• ARTICLE:
Psalm 26:8
It seems evident that this psalm was written by some Old Testament saint who was surrounded by ungodly men, by whom he was assailed, reproached, and slandered. From them he appeals to God. By the heading of the psalm we are pointed to David as the author. And there is no reason for questioning that. Mr. Fausset, in his most suggestive book, 'Horae Psalmicae,' working along the line of "undesigned coincidences," remarks, "Another feature of undesigned coincidence is the unmistakable identity of David's character, as he reveals it in the Psalms, and as the independent historian describes it in the Books of Samuel and Chronicles. Thus the same ardent love to the house of God appears in both. How instinctively one feels the harmony between the character self-portrayed in Psalm 26:8; Psalm 27:4; and Psalm 69:9! Compare the historian's record of his words to Zadok (2 Samuel 15:25), and still more in 1 Chronicles 29:2, 3." Undoubtedly, thus read and compared, the Psalms and the history mutually throw light upon and confirm each other. But in following out our plan in this section - of dealing with each psalm as a unity - we find this, as well as all the rest, furnishing material for pulpit exposition, which we could ill afford to lose. Our topic is - Assailed integrity's final appeal.

I. WE HAVE HERE THE CHARACTER OF AN UPRIGHT MAN, SKETCHED BY HIMSELF. It may not be a very wholesome exercise for a man to be engaged in - to sketch a moral portraiture of himself. Painters have often painted their own portraits; that requires but an outward gaze on one's outer self; but to delineate one's own likeness morally requires much introspection. Few can carry on much of that without becoming morbid through the process; and fewer still, perhaps, have fidelity enough to do it adequately and correctly. Yet there may be circumstances under which such abnormal work becomes even necessary (as we shall point out presently). And when such is the case, it is well if we can honestly point to such features of character and life as are presented to us here.

1. The psalmist has a goodly foundation on which his life was built up.

(1) Trust in Jehovah (ver. 1).

(2) God's loving-kindness (ver. 3).

(3) God's truth (ver. 3); i.e. God's faithfulness.

• JOBS:
a) Could you copy the passage of the Psalm 26 commentary starting with "I. WE HAVE HERE" and going on through "to us here."?
b) How would the Psalm 26 commentary go on? Write what follows its final line.

(Region boundary data)
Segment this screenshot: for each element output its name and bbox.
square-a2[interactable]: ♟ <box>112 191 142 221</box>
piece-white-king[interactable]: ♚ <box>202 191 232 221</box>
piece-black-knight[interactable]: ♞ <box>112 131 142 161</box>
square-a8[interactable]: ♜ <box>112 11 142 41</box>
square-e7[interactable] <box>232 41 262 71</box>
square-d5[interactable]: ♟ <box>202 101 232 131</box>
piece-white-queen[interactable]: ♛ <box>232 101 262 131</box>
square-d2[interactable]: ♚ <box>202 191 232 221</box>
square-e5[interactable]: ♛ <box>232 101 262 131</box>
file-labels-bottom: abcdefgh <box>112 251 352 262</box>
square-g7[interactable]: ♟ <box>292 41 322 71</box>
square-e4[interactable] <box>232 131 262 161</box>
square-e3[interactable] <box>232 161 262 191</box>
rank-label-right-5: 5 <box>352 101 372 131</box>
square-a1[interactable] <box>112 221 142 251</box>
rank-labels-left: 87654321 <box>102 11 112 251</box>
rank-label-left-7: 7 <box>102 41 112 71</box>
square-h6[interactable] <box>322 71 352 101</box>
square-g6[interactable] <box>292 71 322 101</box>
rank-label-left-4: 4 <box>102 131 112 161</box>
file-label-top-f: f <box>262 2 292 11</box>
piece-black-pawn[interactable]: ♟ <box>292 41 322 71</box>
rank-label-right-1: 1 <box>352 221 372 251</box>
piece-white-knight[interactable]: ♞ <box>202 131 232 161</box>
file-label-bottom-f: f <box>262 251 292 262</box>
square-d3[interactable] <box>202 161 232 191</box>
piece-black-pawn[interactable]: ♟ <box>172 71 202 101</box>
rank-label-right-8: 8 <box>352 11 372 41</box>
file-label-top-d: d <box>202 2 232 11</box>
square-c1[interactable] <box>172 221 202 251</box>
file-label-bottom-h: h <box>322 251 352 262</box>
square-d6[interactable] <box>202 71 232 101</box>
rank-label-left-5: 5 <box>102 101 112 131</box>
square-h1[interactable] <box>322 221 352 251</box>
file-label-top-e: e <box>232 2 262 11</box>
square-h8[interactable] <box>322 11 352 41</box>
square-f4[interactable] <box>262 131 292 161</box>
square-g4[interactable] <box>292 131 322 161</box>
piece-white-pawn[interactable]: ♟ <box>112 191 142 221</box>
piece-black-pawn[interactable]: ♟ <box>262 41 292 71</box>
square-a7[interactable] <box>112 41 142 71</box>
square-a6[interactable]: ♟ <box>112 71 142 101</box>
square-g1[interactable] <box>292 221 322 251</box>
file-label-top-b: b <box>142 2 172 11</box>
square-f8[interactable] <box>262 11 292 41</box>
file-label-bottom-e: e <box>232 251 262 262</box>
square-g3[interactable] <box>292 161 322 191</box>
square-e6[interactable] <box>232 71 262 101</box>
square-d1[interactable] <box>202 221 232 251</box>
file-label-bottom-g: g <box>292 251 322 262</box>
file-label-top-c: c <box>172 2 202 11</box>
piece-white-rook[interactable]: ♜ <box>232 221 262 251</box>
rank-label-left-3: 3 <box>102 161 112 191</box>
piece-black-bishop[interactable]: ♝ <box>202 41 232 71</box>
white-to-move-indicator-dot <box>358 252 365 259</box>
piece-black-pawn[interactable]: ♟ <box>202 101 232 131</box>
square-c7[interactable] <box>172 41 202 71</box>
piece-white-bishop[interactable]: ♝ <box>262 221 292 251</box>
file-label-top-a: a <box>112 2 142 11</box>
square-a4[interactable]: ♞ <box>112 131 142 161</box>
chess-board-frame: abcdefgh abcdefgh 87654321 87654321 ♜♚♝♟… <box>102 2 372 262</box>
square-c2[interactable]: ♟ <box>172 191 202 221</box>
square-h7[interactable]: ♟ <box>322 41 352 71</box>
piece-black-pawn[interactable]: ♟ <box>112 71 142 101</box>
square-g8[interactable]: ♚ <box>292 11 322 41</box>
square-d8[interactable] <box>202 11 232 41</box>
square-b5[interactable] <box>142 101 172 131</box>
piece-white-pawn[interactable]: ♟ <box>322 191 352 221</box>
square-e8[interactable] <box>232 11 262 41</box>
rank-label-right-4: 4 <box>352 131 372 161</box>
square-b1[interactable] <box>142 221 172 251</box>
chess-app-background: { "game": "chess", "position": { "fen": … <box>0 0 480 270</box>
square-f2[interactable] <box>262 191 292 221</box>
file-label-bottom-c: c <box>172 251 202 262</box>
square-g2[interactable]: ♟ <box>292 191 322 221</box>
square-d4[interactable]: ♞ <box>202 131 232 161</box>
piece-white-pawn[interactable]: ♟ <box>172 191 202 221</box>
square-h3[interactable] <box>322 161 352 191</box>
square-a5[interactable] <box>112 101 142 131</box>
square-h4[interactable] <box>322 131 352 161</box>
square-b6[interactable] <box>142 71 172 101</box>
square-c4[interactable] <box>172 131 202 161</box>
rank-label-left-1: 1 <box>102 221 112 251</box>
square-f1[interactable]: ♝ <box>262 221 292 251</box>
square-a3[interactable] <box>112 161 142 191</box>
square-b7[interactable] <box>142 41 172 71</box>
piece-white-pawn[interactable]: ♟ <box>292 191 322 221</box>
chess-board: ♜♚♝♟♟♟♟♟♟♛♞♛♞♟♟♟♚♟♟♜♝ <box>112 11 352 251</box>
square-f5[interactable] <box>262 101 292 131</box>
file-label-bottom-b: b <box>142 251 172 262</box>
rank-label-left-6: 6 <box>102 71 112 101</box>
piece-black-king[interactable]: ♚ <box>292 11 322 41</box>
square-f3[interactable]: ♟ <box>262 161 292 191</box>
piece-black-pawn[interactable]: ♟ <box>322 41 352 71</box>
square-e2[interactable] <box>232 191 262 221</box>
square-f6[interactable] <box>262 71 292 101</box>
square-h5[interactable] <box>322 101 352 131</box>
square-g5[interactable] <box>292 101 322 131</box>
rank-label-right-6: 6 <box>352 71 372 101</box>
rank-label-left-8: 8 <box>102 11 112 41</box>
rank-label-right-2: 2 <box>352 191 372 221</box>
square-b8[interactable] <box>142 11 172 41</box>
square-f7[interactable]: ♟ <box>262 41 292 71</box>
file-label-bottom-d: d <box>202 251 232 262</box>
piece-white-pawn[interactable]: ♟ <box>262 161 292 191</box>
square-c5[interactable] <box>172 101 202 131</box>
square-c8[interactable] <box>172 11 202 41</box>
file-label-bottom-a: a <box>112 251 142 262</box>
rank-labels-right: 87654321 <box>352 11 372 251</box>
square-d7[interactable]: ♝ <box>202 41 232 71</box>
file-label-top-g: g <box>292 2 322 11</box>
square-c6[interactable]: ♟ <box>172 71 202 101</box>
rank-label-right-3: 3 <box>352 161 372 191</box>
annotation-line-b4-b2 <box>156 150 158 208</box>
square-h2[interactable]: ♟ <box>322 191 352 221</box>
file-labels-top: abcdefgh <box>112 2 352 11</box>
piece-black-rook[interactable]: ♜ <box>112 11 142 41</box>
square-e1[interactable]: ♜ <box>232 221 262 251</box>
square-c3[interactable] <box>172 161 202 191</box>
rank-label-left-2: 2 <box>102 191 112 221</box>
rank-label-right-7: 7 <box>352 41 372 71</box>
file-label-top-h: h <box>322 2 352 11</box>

• RESPONSES TO THE EXERCISE:
a)
I. WE HAVE HERE THE CHARACTER OF AN UPRIGHT MAN, SKETCHED BY HIMSELF. It may not be a very wholesome exercise for a man to be engaged in - to sketch a moral portraiture of himself. Painters have often painted their own portraits; that requires but an outward gaze on one's outer self; but to delineate one's own likeness morally requires much introspection. Few can carry on much of that without becoming morbid through the process; and fewer still, perhaps, have fidelity enough to do it adequately and correctly. Yet there may be circumstances under which such abnormal work becomes even necessary (as we shall point out presently). And when such is the case, it is well if we can honestly point to such features of character and life as are presented to us here.

b)
Note: That all the supports of the psalmist's integrity were outside himself. Happy is the man that, under all the circumstances of life, can stay his mind and heart on Divine faithfulness and love. If such underlying props cease to sustain, moral and spiritual worth will soon pine from lack of motive and hope. It is one of the evils of the day that some of our most popular novelists delineate religion without God.

2. The life built up on this foundation was one which may with advantage be imitated. It was a life of:

(1) Integrity (ver. 11).

(2) Straightforward progress (ver. 1). No sliding.

(3) Avoidance of evil associations (vers. 4, 5).

(4) Cultivation of holy worship, song, and thanksgiving in the sanctuary (vers. 6-8, 12).


(a) Those to whom God is the support of their life, will show a life worthy of such support.

(b) Those who most value communion with God and a life hidden with him, will most fully appreciate and most diligently cultivate that stimulus and comfort which come from mingling with God's people in the worship of the sanctuary.

II. THE MOST UPRIGHT OF MEN MAY BE MISUNDERSTOOD, UNAPPRECIATED, MISREPRESENTED, AND ASSAILED. Speaking roughly and generally, it is no doubt true that, on the whole, a man's reputation will be the reflection of what he is, and that most men go for what they are worth. And yet, so long as there are envious hearts, jealous dispositions, unbridled tongues, few can be regarded as absolutely safe from detraction and slander. Our Lord Jesus implies and even states as much as this (cf. Matthew 5:44; Matthew 10:25; Matthew 18:6, 7; John 15:18). See Peter's words (1 Peter 2:12; 1 Peter 4:14); see Paul's words (Romans 12:18, 19). Paul had to boar much in the way of depreciation from some who even denied his apostleship. Job was surrounded with "miserable comforters," who thought, by defaming him, to defend God! Such trials are hard to bear. They may arise

(1) from the occasional foibles of a good man being magnified by the slanderer into sins;

(2) from the utter impossibility of bad men reading aright the character of the just and pure. Having no virtue themselves, they cannot credit others with any. "Doth Job fear God for nought?" "He hath a devil," etc. Many can say the words in Psalm 56:5.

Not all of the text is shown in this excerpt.